* [WHAT IS EXPECTED]: Find the lines containing the word "that" and copy every one of them.

* [RAW RECORDS]:
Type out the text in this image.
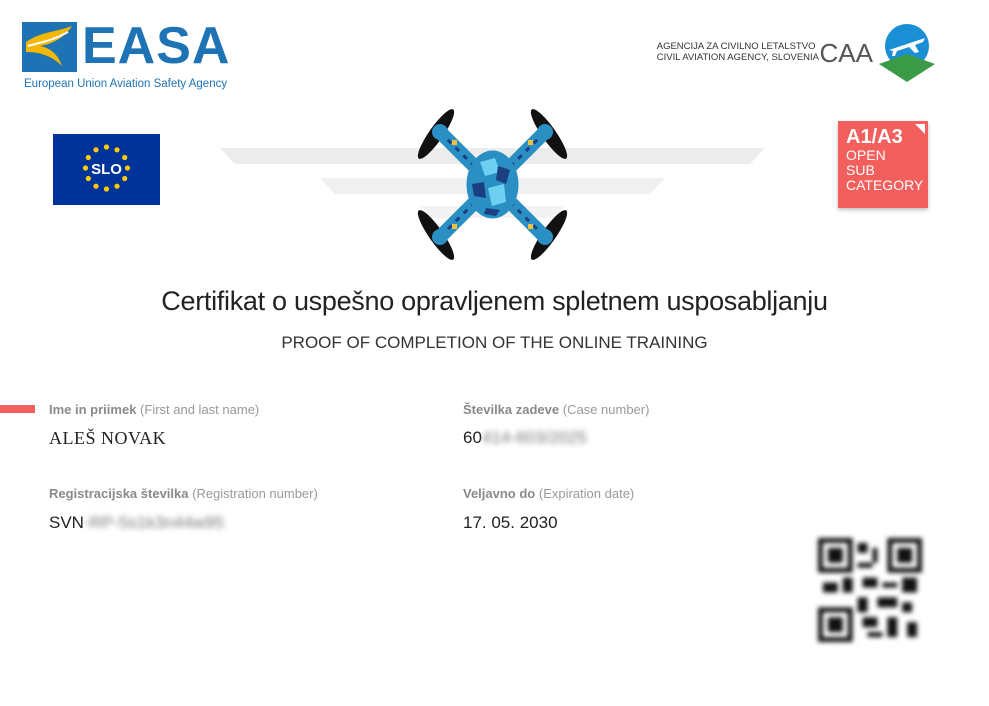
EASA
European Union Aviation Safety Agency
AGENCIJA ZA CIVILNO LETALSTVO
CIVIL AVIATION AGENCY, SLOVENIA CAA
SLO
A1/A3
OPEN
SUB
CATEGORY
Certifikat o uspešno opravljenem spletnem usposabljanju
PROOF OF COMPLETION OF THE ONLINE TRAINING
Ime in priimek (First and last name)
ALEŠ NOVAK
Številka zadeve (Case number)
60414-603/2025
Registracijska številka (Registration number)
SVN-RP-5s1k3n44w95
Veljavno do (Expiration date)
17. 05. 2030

...

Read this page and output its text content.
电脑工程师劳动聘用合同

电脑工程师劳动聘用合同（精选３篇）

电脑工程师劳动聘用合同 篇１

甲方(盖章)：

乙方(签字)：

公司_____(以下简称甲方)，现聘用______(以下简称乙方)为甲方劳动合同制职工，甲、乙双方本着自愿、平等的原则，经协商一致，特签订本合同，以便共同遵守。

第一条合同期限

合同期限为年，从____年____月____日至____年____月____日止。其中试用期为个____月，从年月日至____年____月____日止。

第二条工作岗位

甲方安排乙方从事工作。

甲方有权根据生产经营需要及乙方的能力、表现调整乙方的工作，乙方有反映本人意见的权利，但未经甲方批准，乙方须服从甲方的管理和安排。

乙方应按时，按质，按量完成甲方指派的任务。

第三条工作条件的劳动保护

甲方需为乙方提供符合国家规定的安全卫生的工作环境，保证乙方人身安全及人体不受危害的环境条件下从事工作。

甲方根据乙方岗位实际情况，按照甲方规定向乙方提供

--

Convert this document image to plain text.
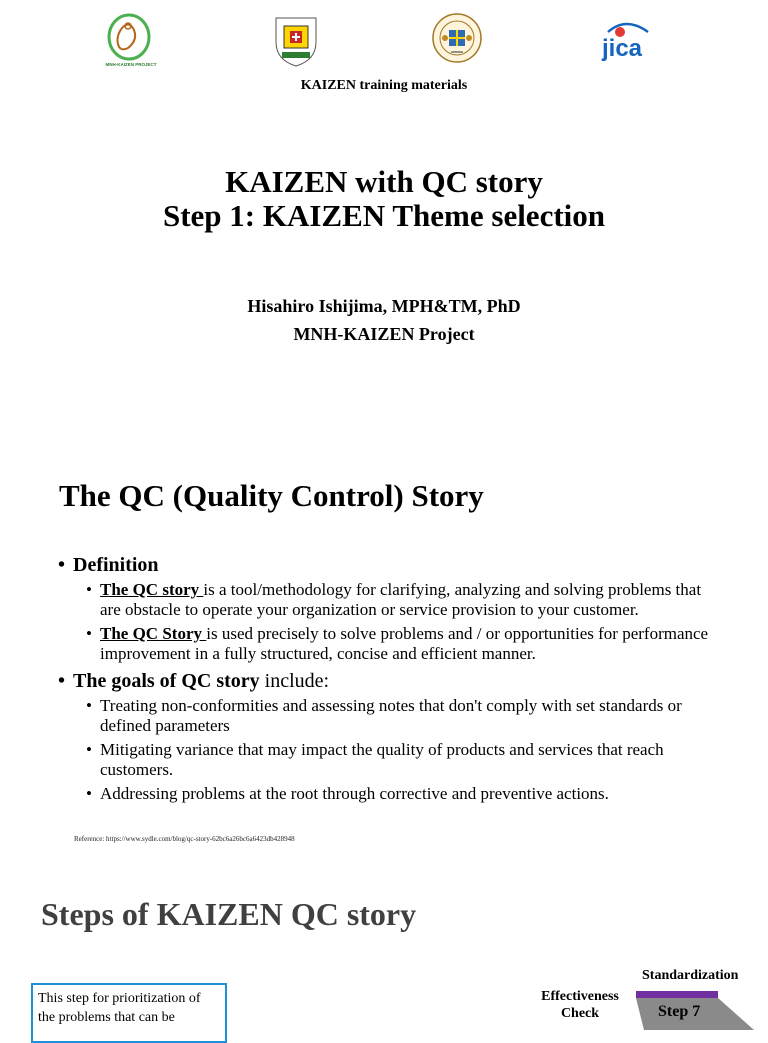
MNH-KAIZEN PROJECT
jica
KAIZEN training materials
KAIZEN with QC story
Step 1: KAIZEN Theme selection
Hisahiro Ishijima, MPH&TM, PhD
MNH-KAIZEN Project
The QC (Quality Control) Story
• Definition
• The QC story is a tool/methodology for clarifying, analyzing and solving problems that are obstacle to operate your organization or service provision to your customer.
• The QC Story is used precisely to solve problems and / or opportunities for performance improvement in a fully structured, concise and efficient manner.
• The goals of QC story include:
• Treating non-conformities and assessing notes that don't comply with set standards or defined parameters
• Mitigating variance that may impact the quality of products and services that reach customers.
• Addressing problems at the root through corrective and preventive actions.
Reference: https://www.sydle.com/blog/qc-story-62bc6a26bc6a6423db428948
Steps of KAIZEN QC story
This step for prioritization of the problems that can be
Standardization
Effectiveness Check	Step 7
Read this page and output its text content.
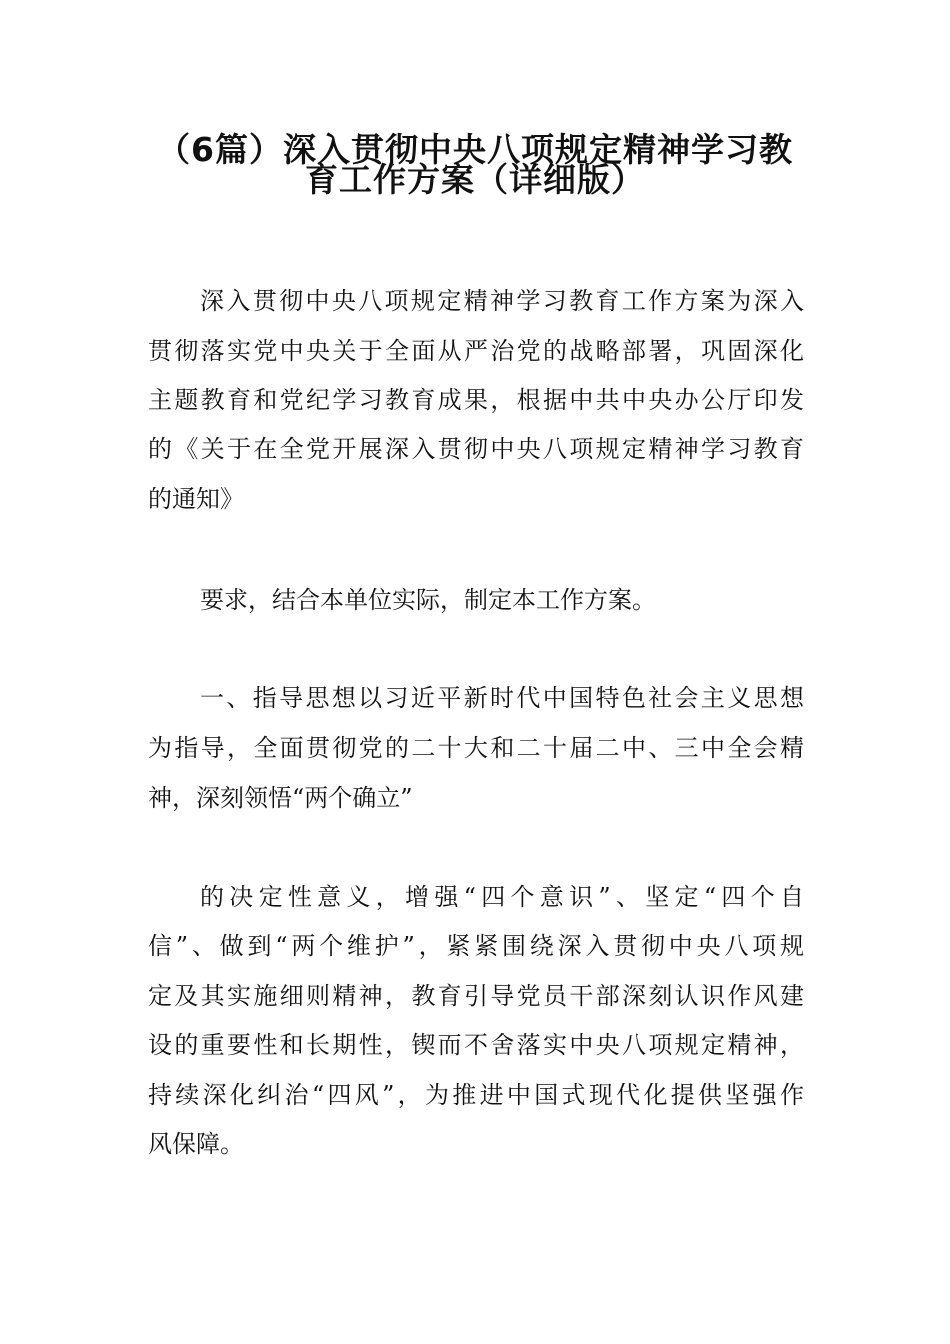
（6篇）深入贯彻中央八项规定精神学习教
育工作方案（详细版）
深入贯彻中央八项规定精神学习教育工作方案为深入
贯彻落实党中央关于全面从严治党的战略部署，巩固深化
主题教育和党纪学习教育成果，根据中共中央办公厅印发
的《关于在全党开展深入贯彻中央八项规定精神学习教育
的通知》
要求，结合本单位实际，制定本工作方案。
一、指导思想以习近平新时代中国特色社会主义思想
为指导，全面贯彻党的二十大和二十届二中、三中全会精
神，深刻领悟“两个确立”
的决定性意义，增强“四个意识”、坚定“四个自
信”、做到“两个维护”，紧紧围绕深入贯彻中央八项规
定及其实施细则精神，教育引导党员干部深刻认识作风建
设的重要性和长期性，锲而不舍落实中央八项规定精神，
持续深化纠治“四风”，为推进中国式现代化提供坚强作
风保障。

* [RESULT]:
• The QC story is a tool/methodology for clarifying, analyzing and solving problems that are obstacle to operate your organization or service provision to your customer.
• Treating non-conformities and assessing notes that don't comply with set standards or defined parameters
• Mitigating variance that may impact the quality of products and services that reach customers.
This step for prioritization of the problems that can be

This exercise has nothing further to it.